» **What the exercise asks**: From the entries below, gather each line containing the word "Naturvölker".

» **Supplied information**:
+ + + + +

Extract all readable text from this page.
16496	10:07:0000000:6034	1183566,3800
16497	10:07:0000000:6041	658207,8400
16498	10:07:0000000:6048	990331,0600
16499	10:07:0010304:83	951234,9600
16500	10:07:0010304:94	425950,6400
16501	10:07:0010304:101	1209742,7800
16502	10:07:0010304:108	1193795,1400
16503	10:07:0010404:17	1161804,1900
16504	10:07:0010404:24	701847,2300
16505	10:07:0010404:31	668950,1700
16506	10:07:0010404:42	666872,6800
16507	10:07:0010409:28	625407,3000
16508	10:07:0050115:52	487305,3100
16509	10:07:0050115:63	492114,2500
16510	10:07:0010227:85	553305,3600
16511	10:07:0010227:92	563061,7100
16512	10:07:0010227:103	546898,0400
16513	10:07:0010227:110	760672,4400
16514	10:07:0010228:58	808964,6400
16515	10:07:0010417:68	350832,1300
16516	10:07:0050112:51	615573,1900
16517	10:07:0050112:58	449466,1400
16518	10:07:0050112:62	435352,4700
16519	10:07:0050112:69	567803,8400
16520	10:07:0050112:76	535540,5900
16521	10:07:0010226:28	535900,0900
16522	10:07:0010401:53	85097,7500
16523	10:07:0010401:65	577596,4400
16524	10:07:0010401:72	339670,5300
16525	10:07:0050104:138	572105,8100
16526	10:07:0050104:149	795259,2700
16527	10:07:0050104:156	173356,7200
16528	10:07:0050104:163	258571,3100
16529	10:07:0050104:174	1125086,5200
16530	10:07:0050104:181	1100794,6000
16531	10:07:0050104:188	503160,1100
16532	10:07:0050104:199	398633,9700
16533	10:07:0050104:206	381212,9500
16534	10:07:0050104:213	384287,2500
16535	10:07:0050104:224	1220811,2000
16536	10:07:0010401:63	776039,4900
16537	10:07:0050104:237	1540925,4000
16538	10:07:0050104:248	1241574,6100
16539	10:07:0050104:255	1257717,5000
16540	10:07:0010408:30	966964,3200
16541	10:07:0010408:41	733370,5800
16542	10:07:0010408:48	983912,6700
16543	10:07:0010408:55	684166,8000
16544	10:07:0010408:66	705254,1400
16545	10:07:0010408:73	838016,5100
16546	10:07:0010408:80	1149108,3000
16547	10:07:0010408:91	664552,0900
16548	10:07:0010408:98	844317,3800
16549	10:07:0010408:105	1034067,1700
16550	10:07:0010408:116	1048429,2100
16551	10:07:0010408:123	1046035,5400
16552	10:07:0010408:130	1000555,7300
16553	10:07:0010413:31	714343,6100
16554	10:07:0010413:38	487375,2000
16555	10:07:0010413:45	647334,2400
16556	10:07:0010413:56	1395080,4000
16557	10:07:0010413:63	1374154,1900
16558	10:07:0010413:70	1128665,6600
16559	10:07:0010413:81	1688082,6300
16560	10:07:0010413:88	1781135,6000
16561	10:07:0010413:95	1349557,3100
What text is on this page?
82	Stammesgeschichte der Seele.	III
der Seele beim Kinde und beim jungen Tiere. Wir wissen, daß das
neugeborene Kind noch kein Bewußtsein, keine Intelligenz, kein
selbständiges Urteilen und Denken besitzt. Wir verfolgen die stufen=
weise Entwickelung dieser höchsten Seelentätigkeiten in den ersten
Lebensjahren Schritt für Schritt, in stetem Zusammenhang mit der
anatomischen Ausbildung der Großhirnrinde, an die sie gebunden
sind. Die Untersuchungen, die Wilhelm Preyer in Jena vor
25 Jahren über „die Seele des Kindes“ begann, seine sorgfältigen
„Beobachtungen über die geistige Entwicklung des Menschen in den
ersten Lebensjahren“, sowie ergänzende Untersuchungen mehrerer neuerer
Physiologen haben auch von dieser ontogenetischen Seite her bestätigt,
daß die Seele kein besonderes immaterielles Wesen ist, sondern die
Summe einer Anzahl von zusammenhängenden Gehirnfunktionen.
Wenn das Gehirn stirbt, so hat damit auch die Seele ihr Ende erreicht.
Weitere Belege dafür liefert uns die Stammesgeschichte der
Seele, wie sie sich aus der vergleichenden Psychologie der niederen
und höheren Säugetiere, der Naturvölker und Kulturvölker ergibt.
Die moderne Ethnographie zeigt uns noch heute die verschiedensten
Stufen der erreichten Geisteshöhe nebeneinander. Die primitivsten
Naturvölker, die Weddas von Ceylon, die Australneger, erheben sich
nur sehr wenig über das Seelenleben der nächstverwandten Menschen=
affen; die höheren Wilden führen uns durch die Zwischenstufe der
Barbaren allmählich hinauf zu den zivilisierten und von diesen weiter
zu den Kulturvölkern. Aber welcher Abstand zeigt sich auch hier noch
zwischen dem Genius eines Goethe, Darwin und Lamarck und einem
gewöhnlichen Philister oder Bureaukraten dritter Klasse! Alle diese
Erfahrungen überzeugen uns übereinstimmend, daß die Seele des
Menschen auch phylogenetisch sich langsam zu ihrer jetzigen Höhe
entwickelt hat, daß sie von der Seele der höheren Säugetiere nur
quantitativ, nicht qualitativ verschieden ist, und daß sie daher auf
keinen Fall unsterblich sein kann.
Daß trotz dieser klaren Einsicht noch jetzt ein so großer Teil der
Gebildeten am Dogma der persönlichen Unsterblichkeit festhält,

+ + + + +

» **Exercise output**:
und höheren Säugetiere, der Naturvölker und Kulturvölker ergibt.
Naturvölker, die Weddas von Ceylon, die Australneger, erheben sich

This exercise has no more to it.